▸ What you will do
Express the part of the entries that opens with the line containing "profile-point [361, 535, 369, 542]" and closes with the line containing "profile-point [266, 558, 273, 566]" as a JSON list of strings, one string per line, with blank lines left out.

(Stored data)
___
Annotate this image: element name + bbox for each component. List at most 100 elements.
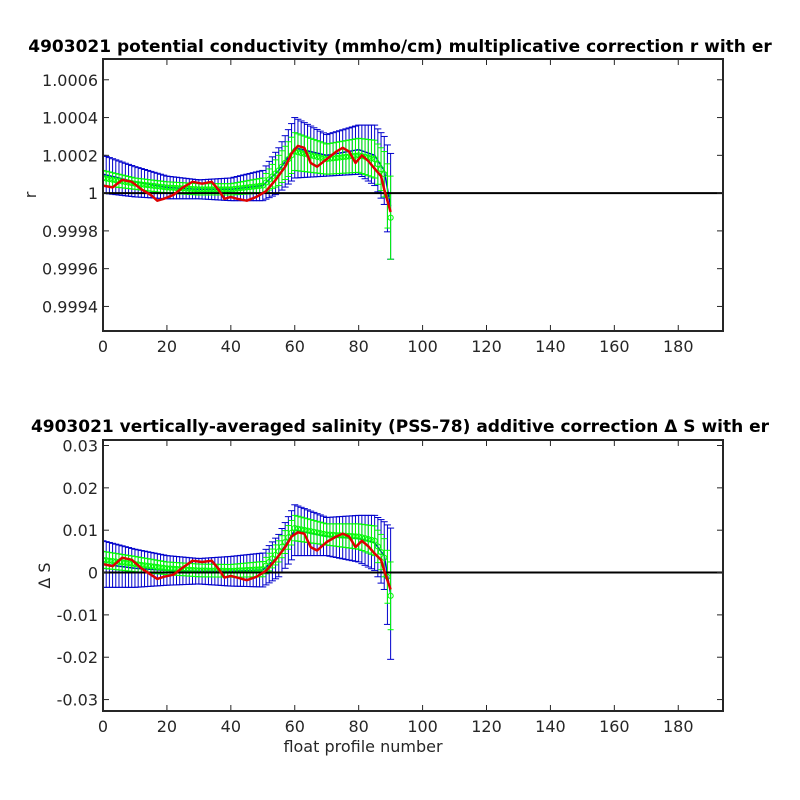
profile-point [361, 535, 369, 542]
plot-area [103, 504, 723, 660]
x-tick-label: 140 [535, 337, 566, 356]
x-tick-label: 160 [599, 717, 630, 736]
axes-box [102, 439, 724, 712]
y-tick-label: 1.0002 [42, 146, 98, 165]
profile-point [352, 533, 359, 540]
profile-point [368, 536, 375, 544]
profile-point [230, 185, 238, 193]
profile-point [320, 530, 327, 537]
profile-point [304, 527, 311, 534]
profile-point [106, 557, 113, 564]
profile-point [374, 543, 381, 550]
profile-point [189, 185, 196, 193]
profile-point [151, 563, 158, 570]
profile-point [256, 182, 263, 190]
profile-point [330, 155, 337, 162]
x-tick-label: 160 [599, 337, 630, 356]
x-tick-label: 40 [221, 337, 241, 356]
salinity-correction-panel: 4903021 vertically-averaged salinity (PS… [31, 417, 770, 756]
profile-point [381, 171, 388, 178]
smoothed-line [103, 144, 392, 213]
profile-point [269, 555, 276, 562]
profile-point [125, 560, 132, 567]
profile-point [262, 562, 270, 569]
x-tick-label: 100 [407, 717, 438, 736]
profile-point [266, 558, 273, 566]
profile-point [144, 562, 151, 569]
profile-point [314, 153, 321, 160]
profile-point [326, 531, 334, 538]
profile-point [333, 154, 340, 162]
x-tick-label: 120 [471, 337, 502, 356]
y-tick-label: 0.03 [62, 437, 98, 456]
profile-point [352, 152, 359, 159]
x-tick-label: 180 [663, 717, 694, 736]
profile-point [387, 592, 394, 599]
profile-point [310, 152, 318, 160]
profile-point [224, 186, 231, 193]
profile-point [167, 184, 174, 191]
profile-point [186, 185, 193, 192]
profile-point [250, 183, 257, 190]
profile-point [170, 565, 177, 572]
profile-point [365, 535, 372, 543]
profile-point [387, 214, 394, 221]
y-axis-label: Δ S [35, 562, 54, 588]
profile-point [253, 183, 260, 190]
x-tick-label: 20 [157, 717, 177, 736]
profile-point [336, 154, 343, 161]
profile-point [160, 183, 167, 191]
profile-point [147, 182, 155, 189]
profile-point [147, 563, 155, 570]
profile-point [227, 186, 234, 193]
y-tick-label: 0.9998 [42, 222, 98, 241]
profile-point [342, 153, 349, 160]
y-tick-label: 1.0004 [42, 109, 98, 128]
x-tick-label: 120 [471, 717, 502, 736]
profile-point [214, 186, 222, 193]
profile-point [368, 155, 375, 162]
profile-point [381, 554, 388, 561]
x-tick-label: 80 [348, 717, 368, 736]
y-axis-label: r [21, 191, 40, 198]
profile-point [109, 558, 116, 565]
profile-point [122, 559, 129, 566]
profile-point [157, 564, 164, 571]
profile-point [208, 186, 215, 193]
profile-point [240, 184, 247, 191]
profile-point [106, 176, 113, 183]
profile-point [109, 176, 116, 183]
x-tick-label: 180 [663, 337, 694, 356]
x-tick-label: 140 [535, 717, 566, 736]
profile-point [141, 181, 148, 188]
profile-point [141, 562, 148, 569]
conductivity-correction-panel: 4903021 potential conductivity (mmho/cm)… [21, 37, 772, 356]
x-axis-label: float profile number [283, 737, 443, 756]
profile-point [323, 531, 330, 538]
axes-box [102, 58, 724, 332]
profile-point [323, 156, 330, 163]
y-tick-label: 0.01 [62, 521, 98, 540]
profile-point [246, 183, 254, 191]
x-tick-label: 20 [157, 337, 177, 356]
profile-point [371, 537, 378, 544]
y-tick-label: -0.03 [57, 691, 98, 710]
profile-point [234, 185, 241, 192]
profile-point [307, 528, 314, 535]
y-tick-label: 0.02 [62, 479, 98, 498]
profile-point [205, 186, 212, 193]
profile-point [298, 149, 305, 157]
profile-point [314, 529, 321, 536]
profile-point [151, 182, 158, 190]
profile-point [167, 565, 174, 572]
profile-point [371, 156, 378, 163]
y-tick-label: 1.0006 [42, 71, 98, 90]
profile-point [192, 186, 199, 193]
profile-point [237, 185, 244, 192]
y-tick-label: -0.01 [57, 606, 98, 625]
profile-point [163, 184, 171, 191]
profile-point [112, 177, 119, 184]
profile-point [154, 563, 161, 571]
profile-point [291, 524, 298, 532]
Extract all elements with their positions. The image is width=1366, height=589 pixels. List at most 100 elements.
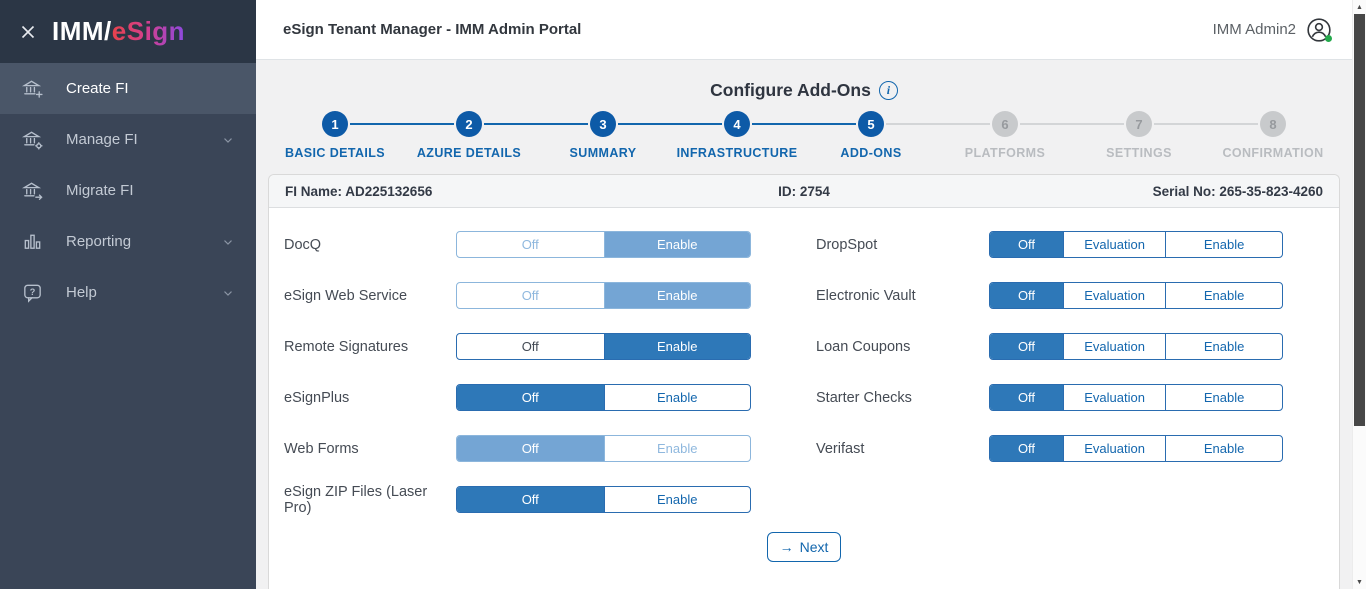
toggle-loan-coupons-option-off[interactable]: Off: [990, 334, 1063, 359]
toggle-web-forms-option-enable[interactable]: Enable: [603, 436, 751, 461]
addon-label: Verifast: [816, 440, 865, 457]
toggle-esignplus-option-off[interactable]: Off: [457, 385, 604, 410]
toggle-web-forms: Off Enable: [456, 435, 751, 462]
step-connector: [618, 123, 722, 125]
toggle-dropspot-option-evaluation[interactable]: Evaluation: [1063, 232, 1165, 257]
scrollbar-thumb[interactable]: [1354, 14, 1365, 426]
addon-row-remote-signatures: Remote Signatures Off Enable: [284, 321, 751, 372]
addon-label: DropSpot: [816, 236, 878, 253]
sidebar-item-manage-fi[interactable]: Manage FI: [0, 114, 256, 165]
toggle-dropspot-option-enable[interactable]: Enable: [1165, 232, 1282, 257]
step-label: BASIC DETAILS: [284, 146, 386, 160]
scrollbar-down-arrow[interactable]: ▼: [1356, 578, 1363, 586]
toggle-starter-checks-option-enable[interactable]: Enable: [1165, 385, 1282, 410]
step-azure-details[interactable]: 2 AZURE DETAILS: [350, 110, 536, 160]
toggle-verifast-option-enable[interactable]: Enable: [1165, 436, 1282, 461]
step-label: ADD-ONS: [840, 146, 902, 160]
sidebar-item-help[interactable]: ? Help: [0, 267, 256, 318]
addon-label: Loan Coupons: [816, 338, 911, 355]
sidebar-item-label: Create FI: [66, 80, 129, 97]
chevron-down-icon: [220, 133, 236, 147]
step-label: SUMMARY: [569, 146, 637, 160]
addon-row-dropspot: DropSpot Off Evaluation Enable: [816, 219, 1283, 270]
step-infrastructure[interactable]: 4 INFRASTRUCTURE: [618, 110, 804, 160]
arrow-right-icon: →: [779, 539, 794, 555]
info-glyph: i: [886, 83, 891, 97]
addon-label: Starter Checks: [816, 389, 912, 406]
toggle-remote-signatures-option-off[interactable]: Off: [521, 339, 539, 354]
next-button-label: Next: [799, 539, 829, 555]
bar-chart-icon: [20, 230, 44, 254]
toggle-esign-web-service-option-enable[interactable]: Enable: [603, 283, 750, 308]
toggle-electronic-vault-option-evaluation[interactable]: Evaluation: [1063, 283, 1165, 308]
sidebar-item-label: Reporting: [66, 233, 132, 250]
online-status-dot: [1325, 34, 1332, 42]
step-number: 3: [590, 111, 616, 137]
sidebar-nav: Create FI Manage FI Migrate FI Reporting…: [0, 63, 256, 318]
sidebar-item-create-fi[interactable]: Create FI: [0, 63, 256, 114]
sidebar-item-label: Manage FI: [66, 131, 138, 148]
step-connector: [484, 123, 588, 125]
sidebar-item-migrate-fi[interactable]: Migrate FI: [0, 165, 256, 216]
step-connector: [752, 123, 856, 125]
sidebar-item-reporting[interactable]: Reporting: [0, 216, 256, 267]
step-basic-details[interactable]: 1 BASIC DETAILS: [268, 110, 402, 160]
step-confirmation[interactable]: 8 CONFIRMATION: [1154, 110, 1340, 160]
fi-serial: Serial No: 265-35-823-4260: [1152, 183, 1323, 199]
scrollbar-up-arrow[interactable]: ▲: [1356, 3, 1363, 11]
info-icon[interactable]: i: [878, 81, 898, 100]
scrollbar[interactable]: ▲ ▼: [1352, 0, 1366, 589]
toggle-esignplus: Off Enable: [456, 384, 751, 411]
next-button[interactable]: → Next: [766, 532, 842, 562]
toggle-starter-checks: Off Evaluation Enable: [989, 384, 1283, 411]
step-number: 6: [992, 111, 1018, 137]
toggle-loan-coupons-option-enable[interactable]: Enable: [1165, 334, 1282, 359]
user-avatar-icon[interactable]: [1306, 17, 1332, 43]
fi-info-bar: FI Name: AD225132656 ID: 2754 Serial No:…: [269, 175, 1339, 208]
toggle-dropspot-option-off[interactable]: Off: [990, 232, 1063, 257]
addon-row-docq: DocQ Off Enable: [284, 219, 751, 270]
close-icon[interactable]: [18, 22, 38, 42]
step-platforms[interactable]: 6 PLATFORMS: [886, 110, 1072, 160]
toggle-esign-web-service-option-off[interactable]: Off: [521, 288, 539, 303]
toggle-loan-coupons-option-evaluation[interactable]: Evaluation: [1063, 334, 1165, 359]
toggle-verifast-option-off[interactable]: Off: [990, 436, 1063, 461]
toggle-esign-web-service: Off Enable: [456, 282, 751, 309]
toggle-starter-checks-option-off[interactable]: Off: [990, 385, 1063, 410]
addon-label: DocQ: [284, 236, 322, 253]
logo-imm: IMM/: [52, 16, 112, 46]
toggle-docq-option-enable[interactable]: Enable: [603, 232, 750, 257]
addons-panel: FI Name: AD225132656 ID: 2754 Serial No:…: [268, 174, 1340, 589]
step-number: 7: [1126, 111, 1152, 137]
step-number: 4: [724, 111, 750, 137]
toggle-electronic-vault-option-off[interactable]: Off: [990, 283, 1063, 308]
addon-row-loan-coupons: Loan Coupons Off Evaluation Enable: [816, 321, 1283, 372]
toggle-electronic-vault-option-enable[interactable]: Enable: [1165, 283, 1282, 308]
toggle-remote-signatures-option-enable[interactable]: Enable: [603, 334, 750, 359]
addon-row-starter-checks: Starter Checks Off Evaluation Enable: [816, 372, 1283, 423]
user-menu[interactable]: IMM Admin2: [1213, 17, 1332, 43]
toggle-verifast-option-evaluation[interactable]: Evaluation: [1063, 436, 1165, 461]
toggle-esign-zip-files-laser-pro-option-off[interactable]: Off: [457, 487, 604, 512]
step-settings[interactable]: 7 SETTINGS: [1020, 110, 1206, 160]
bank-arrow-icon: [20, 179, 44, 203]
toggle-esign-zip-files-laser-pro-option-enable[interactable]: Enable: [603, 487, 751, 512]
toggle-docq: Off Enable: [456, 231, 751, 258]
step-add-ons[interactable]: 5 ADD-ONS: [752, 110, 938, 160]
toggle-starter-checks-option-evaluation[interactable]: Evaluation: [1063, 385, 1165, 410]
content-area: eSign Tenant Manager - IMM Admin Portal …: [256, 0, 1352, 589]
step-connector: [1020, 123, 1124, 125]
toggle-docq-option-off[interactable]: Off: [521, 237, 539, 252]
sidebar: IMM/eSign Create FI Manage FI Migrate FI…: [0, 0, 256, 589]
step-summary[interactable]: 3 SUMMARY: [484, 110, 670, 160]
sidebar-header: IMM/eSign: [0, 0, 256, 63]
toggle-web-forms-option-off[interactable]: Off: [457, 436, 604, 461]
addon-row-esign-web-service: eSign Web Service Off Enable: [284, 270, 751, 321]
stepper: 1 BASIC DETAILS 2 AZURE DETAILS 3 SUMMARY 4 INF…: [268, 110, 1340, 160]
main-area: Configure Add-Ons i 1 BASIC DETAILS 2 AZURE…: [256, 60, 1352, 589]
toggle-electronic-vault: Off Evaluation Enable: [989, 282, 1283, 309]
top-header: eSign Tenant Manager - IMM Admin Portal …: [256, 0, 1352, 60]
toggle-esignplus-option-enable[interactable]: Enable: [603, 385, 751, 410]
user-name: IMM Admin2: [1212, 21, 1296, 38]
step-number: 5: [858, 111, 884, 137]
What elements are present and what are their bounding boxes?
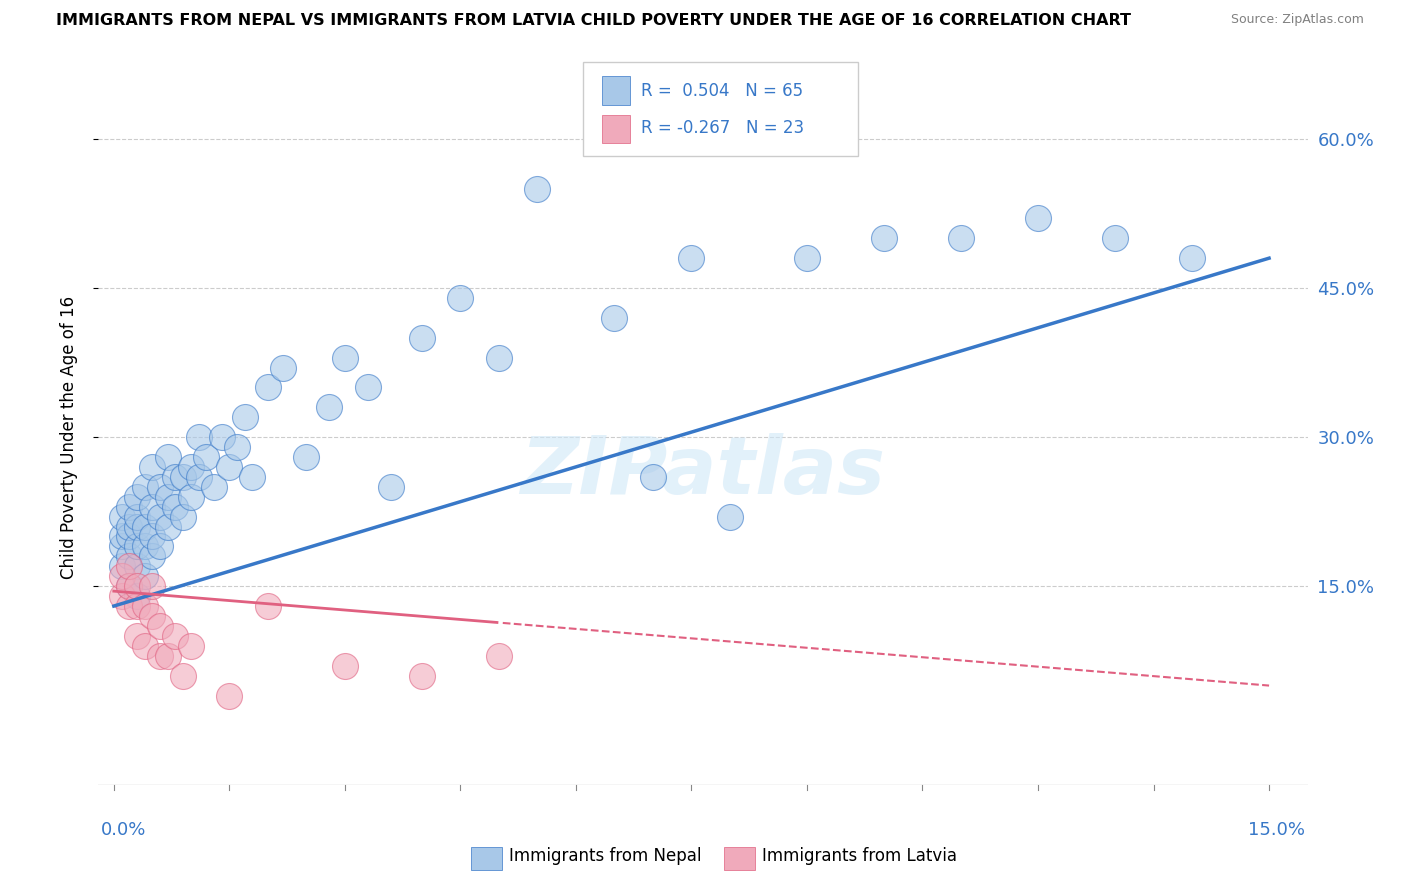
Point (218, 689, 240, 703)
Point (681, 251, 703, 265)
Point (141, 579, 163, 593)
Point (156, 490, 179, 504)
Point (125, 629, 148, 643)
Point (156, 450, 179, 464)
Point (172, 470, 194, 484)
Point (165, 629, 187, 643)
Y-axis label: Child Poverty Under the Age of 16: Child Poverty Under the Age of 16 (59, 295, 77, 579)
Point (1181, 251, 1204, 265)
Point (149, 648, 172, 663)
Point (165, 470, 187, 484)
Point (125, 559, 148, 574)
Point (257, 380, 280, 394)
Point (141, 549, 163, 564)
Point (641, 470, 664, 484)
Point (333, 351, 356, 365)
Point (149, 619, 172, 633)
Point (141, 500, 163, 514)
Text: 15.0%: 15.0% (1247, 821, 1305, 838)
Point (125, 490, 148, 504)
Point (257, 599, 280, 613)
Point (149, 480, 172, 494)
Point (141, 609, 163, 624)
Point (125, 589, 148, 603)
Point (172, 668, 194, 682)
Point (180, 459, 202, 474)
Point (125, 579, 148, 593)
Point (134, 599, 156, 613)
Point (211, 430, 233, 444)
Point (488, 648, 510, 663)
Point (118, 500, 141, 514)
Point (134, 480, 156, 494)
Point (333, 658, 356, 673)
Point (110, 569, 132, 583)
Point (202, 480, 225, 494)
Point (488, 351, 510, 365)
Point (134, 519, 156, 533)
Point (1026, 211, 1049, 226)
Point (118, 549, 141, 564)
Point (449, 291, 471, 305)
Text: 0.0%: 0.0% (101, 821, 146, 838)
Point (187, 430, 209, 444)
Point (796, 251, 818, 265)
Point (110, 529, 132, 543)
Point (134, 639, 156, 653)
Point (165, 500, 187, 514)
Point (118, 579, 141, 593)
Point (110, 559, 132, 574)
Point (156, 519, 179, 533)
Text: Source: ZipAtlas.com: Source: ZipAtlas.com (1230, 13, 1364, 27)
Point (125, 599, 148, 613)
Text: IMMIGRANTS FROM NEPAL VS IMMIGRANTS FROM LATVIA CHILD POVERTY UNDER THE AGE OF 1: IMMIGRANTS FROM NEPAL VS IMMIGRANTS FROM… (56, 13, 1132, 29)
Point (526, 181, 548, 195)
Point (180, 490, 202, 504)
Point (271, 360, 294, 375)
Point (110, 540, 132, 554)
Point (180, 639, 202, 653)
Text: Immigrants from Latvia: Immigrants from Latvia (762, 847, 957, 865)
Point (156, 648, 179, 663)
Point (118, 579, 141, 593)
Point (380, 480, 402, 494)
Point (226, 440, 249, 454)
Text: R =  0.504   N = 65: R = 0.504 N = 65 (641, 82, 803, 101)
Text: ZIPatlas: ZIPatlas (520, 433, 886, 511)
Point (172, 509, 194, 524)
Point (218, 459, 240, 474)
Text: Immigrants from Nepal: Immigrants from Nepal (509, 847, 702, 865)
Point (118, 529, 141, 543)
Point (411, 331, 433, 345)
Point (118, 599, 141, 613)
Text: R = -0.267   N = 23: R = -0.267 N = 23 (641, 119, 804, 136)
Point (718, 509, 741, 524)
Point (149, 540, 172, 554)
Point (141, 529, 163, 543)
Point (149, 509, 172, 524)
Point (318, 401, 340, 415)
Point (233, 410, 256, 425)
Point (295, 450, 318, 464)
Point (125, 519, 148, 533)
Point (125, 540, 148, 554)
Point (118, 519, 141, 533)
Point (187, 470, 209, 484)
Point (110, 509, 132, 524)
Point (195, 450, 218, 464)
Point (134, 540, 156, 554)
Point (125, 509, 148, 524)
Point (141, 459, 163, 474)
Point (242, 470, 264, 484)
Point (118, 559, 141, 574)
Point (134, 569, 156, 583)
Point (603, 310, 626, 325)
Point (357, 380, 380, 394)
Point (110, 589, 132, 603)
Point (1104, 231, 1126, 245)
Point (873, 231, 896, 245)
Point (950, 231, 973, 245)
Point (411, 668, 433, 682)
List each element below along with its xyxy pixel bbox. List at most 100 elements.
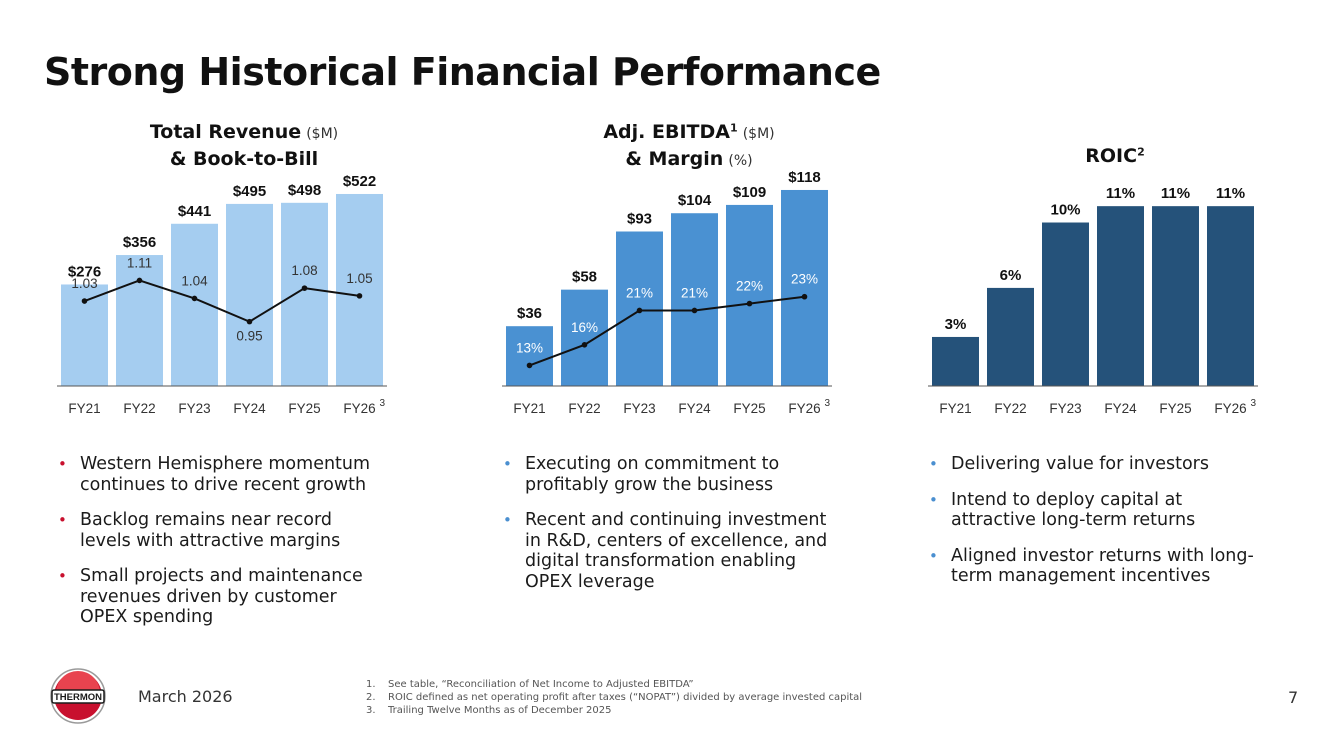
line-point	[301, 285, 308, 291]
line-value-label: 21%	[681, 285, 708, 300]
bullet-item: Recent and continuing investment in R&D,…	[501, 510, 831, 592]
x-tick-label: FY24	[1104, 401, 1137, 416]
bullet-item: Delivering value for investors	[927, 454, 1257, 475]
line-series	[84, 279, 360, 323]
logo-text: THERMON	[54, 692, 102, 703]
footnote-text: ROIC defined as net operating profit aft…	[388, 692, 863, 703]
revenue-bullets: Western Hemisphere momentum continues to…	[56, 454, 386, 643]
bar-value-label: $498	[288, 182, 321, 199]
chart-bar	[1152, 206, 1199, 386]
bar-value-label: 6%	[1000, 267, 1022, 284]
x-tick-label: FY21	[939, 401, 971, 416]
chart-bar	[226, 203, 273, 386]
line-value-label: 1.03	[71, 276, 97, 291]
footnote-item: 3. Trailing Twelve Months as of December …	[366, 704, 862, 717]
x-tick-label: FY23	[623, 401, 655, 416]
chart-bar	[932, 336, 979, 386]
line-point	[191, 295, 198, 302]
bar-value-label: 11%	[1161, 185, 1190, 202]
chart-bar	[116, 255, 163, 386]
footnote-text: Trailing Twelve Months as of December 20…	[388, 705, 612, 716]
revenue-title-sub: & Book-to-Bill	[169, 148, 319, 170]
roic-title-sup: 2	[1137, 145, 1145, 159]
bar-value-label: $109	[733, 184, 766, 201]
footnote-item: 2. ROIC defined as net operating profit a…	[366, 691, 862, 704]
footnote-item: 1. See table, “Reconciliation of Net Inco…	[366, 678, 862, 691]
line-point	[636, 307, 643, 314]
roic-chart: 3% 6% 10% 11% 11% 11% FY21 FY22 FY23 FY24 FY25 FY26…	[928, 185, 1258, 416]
___
▸ Solution
[
  "profile-point [361, 535, 369, 542]",
  "plot-area [103, 504, 723, 660]",
  "x-tick-label: 140 [535, 337, 566, 356]",
  "x-tick-label: 160 [599, 717, 630, 736]",
  "axes-box [102, 439, 724, 712]",
  "y-tick-label: 1.0002 [42, 146, 98, 165]",
  "profile-point [352, 533, 359, 540]",
  "profile-point [368, 536, 375, 544]",
  "profile-point [230, 185, 238, 193]",
  "profile-point [320, 530, 327, 537]",
  "profile-point [304, 527, 311, 534]",
  "profile-point [106, 557, 113, 564]",
  "profile-point [374, 543, 381, 550]",
  "profile-point [189, 185, 196, 193]",
  "profile-point [151, 563, 158, 570]",
  "profile-point [256, 182, 263, 190]",
  "profile-point [330, 155, 337, 162]",
  "x-tick-label: 160 [599, 337, 630, 356]",
  "x-tick-label: 40 [221, 337, 241, 356]",
  "salinity-correction-panel: 4903021 vertically-averaged salinity (PS… [31, 417, 770, 756]",
  "profile-point [381, 171, 388, 178]",
  "smoothed-line [103, 144, 392, 213]",
  "profile-point [269, 555, 276, 562]",
  "profile-point [125, 560, 132, 567]",
  "profile-point [262, 562, 270, 569]",
  "x-tick-label: 100 [407, 717, 438, 736]",
  "profile-point [266, 558, 273, 566]"
]